▶ EXERCISE BRIEF: Each entry has to be copied exactly, with nothing missed.

▶ Stored data:
====
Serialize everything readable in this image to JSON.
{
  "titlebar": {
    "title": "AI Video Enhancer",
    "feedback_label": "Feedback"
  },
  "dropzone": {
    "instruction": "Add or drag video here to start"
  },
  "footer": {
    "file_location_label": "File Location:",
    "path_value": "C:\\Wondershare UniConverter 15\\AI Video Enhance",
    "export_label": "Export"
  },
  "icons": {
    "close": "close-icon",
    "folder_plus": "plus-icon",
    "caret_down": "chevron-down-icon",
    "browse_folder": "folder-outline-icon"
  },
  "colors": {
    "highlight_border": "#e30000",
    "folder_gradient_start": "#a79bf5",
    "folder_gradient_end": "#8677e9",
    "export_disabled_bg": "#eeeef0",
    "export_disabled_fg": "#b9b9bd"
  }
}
====
▶ REPLY TO THE TASK:
Serialize everything readable in this image to JSON.
{
  "titlebar": {
    "title": "AI Video Enhancer",
    "feedback_label": "Feedback"
  },
  "dropzone": {
    "instruction": "Add or drag video here to start"
  },
  "footer": {
    "file_location_label": "File Location:",
    "path_value": "C:\\Wondershare UniConverter 15\\AI Video Enhance",
    "export_label": "Export"
  },
  "icons": {
    "close": "close-icon",
    "folder_plus": "plus-icon",
    "caret_down": "chevron-down-icon",
    "browse_folder": "folder-outline-icon"
  },
  "colors": {
    "highlight_border": "#e30000",
    "folder_gradient_start": "#a79bf5",
    "folder_gradient_end": "#8677e9",
    "export_disabled_bg": "#eeeef0",
    "export_disabled_fg": "#b9b9bd"
  }
}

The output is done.